### TASK BRIEF
Reproduce the records below exactly as they appear.

### PROVIDED DATA
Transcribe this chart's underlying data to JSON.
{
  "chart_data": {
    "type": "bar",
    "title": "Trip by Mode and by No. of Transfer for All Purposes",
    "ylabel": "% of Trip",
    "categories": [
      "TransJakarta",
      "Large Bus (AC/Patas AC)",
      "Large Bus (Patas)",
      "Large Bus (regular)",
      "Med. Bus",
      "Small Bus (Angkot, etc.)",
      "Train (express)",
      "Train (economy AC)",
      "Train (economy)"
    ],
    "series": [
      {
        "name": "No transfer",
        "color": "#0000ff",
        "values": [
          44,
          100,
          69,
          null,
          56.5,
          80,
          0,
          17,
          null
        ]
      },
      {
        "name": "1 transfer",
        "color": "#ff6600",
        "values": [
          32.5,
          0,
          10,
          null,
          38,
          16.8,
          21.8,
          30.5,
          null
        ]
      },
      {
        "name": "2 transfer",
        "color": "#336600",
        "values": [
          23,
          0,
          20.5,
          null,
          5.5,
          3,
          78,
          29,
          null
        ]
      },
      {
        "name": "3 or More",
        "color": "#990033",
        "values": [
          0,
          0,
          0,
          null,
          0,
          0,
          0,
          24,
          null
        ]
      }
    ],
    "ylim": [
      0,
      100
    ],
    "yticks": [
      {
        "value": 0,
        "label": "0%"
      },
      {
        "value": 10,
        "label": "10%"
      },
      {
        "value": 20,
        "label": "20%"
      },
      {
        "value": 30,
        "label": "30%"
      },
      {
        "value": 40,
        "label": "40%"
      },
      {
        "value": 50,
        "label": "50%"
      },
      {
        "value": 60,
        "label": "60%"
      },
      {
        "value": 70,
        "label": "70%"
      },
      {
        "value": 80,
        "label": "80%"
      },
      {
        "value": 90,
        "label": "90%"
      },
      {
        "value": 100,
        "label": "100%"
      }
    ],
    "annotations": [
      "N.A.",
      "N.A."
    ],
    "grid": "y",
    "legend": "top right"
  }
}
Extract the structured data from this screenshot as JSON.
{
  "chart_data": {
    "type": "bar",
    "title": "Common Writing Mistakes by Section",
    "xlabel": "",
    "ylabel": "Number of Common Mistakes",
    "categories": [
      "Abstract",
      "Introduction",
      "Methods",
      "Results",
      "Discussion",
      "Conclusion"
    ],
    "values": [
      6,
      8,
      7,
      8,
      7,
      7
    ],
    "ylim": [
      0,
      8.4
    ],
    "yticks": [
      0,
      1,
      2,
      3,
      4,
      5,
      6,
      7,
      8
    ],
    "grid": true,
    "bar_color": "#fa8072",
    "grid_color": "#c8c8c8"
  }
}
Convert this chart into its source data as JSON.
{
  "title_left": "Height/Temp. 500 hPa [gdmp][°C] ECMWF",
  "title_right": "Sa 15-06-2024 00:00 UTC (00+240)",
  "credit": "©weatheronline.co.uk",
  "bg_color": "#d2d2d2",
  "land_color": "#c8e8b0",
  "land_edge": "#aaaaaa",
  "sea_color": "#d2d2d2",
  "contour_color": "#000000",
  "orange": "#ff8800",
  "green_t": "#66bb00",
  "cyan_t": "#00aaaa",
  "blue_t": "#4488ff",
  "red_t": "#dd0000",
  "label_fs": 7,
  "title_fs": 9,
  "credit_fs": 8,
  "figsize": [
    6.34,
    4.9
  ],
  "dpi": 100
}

### FINISHED TASK
Transcribe this chart's underlying data to JSON.
{
  "chart_data": {
    "type": "bar",
    "title": "Trip by Mode and by No. of Transfer for All Purposes",
    "ylabel": "% of Trip",
    "categories": [
      "TransJakarta",
      "Large Bus (AC/Patas AC)",
      "Large Bus (Patas)",
      "Large Bus (regular)",
      "Med. Bus",
      "Small Bus (Angkot, etc.)",
      "Train (express)",
      "Train (economy AC)",
      "Train (economy)"
    ],
    "series": [
      {
        "name": "No transfer",
        "color": "#0000ff",
        "values": [
          44,
          100,
          69,
          null,
          56.5,
          80,
          0,
          17,
          null
        ]
      },
      {
        "name": "1 transfer",
        "color": "#ff6600",
        "values": [
          32.5,
          0,
          10,
          null,
          38,
          16.8,
          21.8,
          30.5,
          null
        ]
      },
      {
        "name": "2 transfer",
        "color": "#336600",
        "values": [
          23,
          0,
          20.5,
          null,
          5.5,
          3,
          78,
          29,
          null
        ]
      },
      {
        "name": "3 or More",
        "color": "#990033",
        "values": [
          0,
          0,
          0,
          null,
          0,
          0,
          0,
          24,
          null
        ]
      }
    ],
    "ylim": [
      0,
      100
    ],
    "yticks": [
      {
        "value": 0,
        "label": "0%"
      },
      {
        "value": 10,
        "label": "10%"
      },
      {
        "value": 20,
        "label": "20%"
      },
      {
        "value": 30,
        "label": "30%"
      },
      {
        "value": 40,
        "label": "40%"
      },
      {
        "value": 50,
        "label": "50%"
      },
      {
        "value": 60,
        "label": "60%"
      },
      {
        "value": 70,
        "label": "70%"
      },
      {
        "value": 80,
        "label": "80%"
      },
      {
        "value": 90,
        "label": "90%"
      },
      {
        "value": 100,
        "label": "100%"
      }
    ],
    "annotations": [
      "N.A.",
      "N.A."
    ],
    "grid": "y",
    "legend": "top right"
  }
}
Extract the structured data from this screenshot as JSON.
{
  "chart_data": {
    "type": "bar",
    "title": "Common Writing Mistakes by Section",
    "xlabel": "",
    "ylabel": "Number of Common Mistakes",
    "categories": [
      "Abstract",
      "Introduction",
      "Methods",
      "Results",
      "Discussion",
      "Conclusion"
    ],
    "values": [
      6,
      8,
      7,
      8,
      7,
      7
    ],
    "ylim": [
      0,
      8.4
    ],
    "yticks": [
      0,
      1,
      2,
      3,
      4,
      5,
      6,
      7,
      8
    ],
    "grid": true,
    "bar_color": "#fa8072",
    "grid_color": "#c8c8c8"
  }
}
Convert this chart into its source data as JSON.
{
  "title_left": "Height/Temp. 500 hPa [gdmp][°C] ECMWF",
  "title_right": "Sa 15-06-2024 00:00 UTC (00+240)",
  "credit": "©weatheronline.co.uk",
  "bg_color": "#d2d2d2",
  "land_color": "#c8e8b0",
  "land_edge": "#aaaaaa",
  "sea_color": "#d2d2d2",
  "contour_color": "#000000",
  "orange": "#ff8800",
  "green_t": "#66bb00",
  "cyan_t": "#00aaaa",
  "blue_t": "#4488ff",
  "red_t": "#dd0000",
  "label_fs": 7,
  "title_fs": 9,
  "credit_fs": 8,
  "figsize": [
    6.34,
    4.9
  ],
  "dpi": 100
}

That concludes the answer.